## [Written request]
Every line below that contains "this" is to be copied.

## [Dataset extract]
┌──

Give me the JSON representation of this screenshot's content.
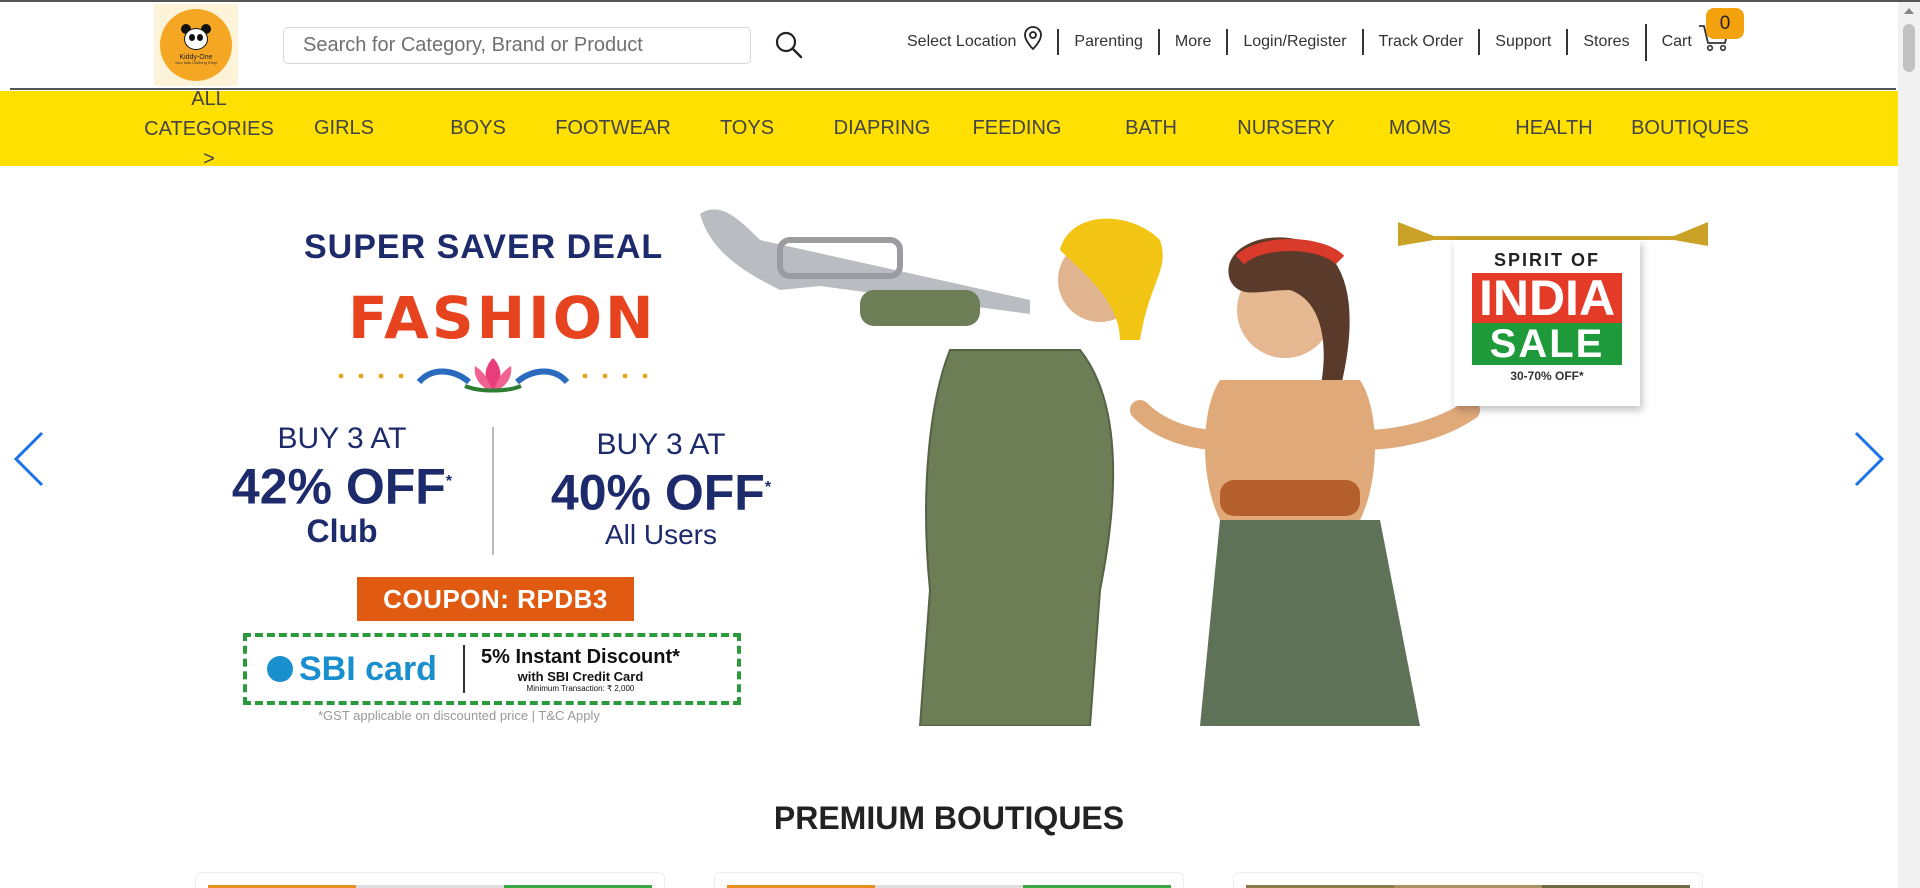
{
  "header": {
    "logo": {
      "name": "Kiddy-One",
      "tagline": "Your kids Clothing Shop"
    },
    "search": {
      "placeholder": "Search for Category, Brand or Product",
      "value": ""
    },
    "topnav": {
      "location": "Select Location",
      "parenting": "Parenting",
      "more": "More",
      "login": "Login/Register",
      "track": "Track Order",
      "support": "Support",
      "stores": "Stores",
      "cart": "Cart",
      "cart_count": "0"
    }
  },
  "categories": {
    "all_line1": "ALL",
    "all_line2": "CATEGORIES >",
    "items": [
      "GIRLS",
      "BOYS",
      "FOOTWEAR",
      "TOYS",
      "DIAPRING",
      "FEEDING",
      "BATH",
      "NURSERY",
      "MOMS",
      "HEALTH",
      "BOUTIQUES"
    ]
  },
  "banner": {
    "deal_title": "SUPER SAVER DEAL",
    "headline": "FASHION",
    "offer_club": {
      "buy": "BUY 3 AT",
      "pct": "42% OFF",
      "star": "*",
      "sub": "Club"
    },
    "offer_all": {
      "buy": "BUY 3 AT",
      "pct": "40% OFF",
      "star": "*",
      "sub": "All Users"
    },
    "coupon": "COUPON: RPDB3",
    "sbi": {
      "logo": "SBI card",
      "line1": "5% Instant Discount*",
      "line2": "with SBI Credit Card",
      "line3": "Minimum Transaction: ₹ 2,000"
    },
    "gst_note": "*GST applicable on discounted price | T&C Apply",
    "india": {
      "spirit": "SPIRIT OF",
      "india": "INDIA",
      "sale": "SALE",
      "off": "30-70% OFF*"
    }
  },
  "sections": {
    "boutiques_title": "PREMIUM BOUTIQUES"
  },
  "colors": {
    "brand_yellow": "#ffe000",
    "cart_badge": "#f5a20f",
    "arrow_blue": "#1a73e8",
    "coupon_orange": "#e05a12",
    "navy": "#1d2a6b"
  }
}
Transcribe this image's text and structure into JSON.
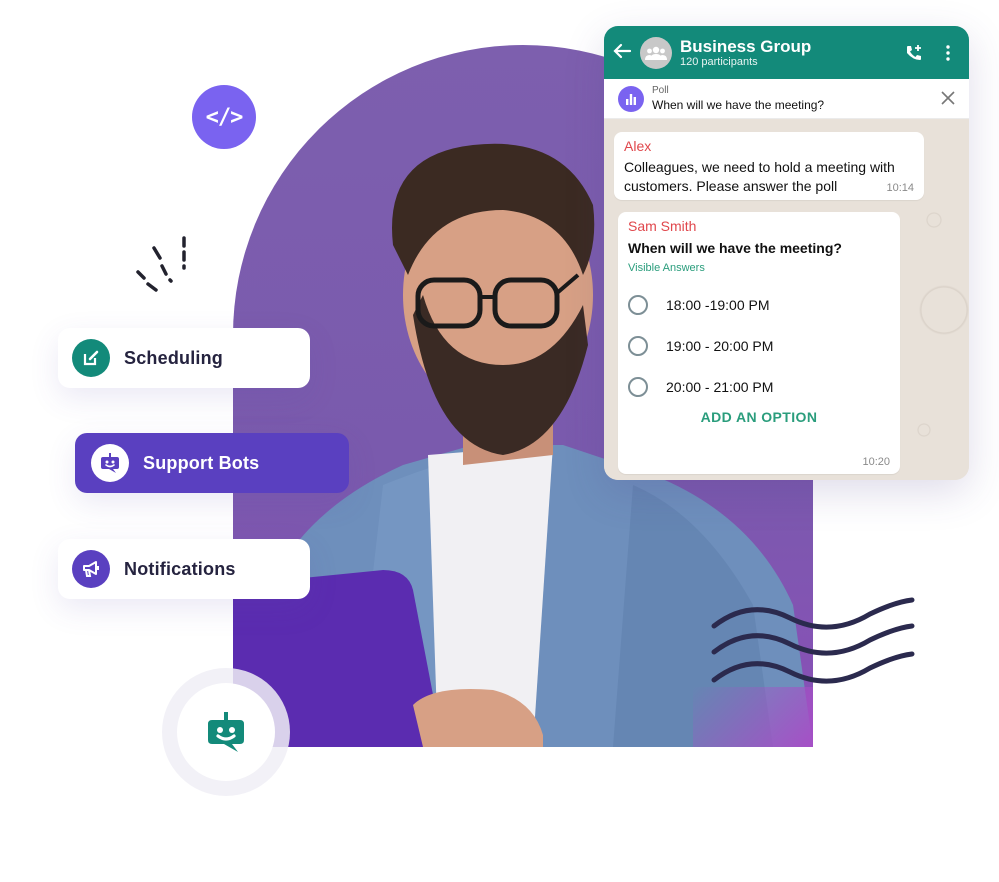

└──

## [Solved problem]
Give me the JSON representation of this screenshot's content.
Transcribe this image's text and structure into JSON.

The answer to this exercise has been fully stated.